WHAT YOU NEED TO DO:
Locate all lines in the data below that hold "Lien" and show them.

··· MATERIAL FOR THIS TASK

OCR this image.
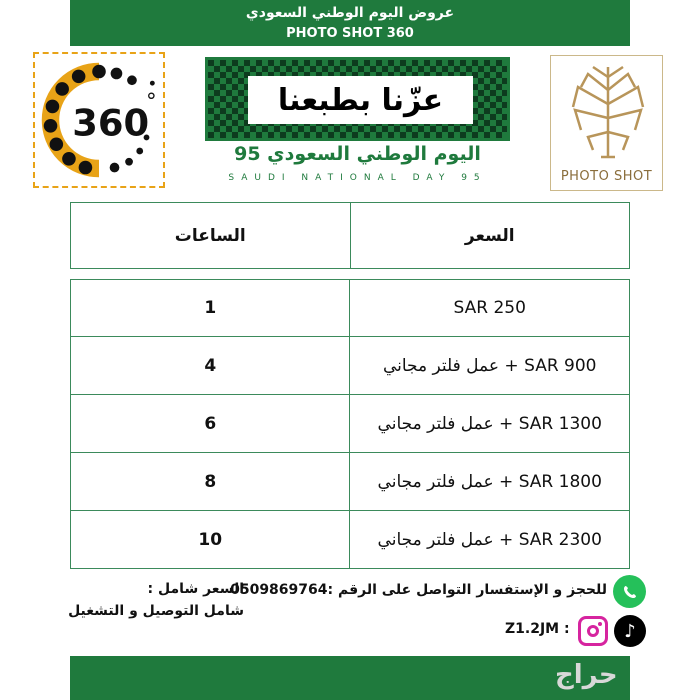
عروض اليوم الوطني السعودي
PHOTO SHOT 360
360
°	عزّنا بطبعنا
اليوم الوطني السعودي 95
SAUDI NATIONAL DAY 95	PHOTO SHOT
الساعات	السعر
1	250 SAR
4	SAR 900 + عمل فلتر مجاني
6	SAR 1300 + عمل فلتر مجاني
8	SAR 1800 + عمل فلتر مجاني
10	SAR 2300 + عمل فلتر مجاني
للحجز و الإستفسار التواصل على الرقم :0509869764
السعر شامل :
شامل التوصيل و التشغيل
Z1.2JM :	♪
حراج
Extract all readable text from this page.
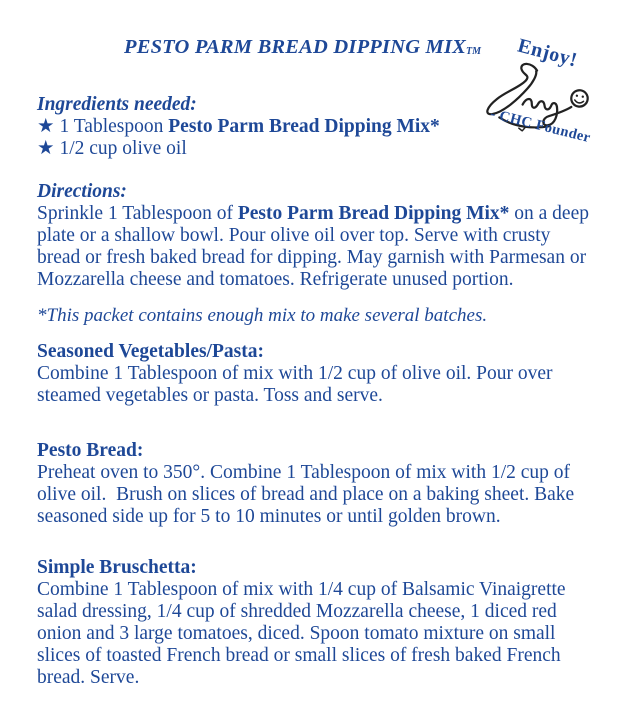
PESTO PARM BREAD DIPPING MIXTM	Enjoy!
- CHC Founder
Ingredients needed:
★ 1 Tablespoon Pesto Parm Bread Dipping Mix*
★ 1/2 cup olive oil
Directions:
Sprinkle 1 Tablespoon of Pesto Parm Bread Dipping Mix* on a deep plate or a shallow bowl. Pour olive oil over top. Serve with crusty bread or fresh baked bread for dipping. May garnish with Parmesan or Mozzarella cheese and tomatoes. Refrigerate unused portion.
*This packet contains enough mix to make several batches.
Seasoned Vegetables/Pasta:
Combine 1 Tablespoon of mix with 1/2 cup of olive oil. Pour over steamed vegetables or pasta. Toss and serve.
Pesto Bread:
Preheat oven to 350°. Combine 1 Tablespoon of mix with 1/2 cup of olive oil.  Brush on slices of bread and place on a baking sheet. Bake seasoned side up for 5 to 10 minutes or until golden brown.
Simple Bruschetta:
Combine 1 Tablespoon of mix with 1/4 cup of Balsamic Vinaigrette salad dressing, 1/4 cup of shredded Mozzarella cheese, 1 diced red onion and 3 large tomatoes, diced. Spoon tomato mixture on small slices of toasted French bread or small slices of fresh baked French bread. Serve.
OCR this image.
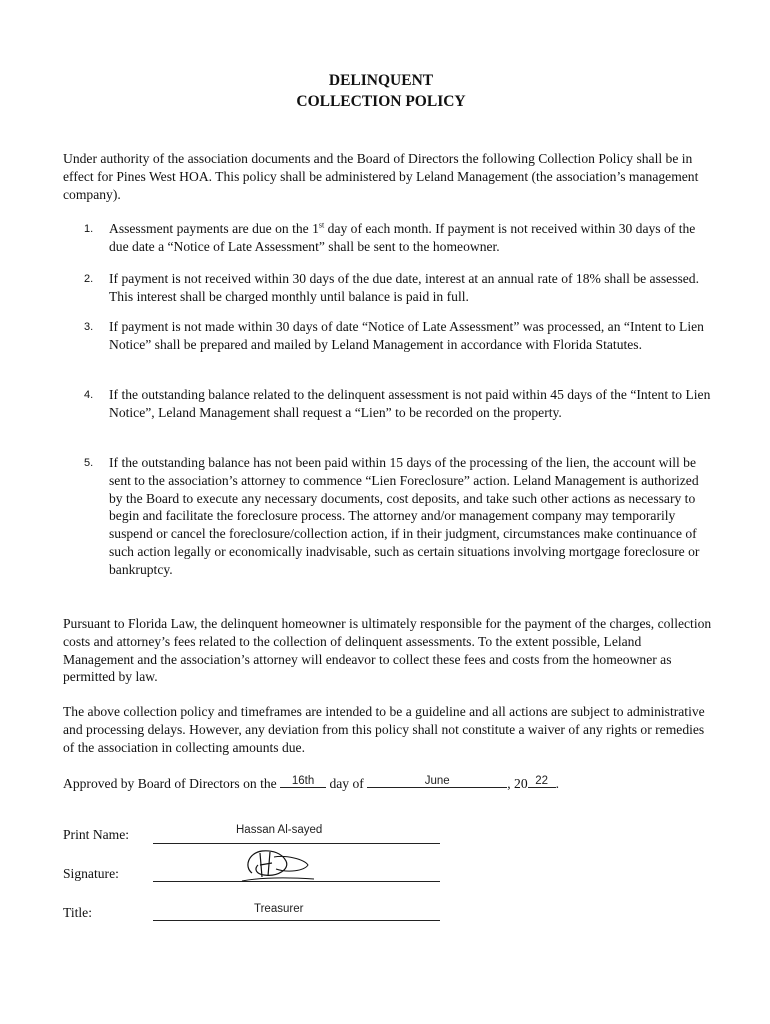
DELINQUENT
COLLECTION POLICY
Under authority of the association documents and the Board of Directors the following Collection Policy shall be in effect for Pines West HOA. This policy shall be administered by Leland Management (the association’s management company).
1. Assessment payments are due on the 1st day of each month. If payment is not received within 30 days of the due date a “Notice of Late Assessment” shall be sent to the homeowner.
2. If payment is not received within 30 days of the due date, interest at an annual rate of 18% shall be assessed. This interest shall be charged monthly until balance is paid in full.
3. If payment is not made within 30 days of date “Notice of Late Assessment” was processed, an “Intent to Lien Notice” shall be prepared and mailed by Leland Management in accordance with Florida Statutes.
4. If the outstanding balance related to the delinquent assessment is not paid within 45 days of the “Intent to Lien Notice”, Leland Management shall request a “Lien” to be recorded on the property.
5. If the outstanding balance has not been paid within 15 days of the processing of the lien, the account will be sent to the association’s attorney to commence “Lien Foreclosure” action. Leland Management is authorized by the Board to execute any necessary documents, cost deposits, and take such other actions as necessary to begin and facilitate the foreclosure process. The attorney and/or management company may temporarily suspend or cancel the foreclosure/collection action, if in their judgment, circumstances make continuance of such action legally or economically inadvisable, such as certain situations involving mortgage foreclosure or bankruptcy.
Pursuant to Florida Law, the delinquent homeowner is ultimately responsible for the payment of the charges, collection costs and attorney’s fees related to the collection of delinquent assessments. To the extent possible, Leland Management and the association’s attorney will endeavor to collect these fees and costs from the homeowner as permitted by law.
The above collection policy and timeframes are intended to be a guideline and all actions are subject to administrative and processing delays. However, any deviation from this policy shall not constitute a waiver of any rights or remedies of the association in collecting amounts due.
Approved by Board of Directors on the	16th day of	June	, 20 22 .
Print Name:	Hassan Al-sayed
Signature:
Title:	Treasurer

······
··· MATERIAL FOR THIS TASK

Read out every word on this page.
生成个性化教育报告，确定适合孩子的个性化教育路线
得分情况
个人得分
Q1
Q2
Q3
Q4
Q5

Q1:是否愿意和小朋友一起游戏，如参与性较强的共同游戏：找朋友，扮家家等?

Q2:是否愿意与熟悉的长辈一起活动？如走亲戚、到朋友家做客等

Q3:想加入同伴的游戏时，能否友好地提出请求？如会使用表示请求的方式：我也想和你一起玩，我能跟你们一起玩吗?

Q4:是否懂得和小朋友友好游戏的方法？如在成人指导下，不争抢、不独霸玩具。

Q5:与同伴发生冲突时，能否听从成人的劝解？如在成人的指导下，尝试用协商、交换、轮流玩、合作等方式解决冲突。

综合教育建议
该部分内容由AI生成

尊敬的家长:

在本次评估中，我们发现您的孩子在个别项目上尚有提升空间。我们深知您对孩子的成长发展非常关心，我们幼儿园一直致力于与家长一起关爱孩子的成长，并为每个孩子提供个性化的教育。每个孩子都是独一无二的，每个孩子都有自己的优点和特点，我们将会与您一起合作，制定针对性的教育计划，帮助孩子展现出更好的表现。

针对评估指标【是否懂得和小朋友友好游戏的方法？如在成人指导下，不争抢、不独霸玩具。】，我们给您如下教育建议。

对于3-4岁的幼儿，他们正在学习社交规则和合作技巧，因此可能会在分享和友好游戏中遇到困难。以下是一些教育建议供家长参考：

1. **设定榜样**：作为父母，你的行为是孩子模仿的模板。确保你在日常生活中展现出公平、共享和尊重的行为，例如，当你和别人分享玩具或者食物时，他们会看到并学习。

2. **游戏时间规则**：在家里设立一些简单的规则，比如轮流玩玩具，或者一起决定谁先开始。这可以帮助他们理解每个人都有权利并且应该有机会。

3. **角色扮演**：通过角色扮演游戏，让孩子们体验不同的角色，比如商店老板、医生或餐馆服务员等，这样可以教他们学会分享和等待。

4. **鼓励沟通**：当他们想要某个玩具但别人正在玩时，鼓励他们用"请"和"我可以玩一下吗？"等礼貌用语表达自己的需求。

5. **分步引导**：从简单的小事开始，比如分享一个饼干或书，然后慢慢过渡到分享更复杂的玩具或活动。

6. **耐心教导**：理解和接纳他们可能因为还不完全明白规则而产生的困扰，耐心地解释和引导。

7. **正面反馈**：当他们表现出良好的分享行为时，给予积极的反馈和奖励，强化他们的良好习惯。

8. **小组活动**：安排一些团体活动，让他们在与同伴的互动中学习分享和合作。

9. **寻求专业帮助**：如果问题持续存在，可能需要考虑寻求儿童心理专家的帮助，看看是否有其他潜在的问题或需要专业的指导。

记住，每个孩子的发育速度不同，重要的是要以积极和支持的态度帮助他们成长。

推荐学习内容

······

TASK SOLUTION:
3. If payment is not made within 30 days of date “Notice of Late Assessment” was processed, an “Intent to Lien Notice” shall be prepared and mailed by Leland Management in accordance with Florida Statutes.
4. If the outstanding balance related to the delinquent assessment is not paid within 45 days of the “Intent to Lien Notice”, Leland Management shall request a “Lien” to be recorded on the property.
5. If the outstanding balance has not been paid within 15 days of the processing of the lien, the account will be sent to the association’s attorney to commence “Lien Foreclosure” action. Leland Management is authorized by the Board to execute any necessary documents, cost deposits, and take such other actions as necessary to begin and facilitate the foreclosure process. The attorney and/or management company may temporarily suspend or cancel the foreclosure/collection action, if in their judgment, circumstances make continuance of such action legally or economically inadvisable, such as certain situations involving mortgage foreclosure or bankruptcy.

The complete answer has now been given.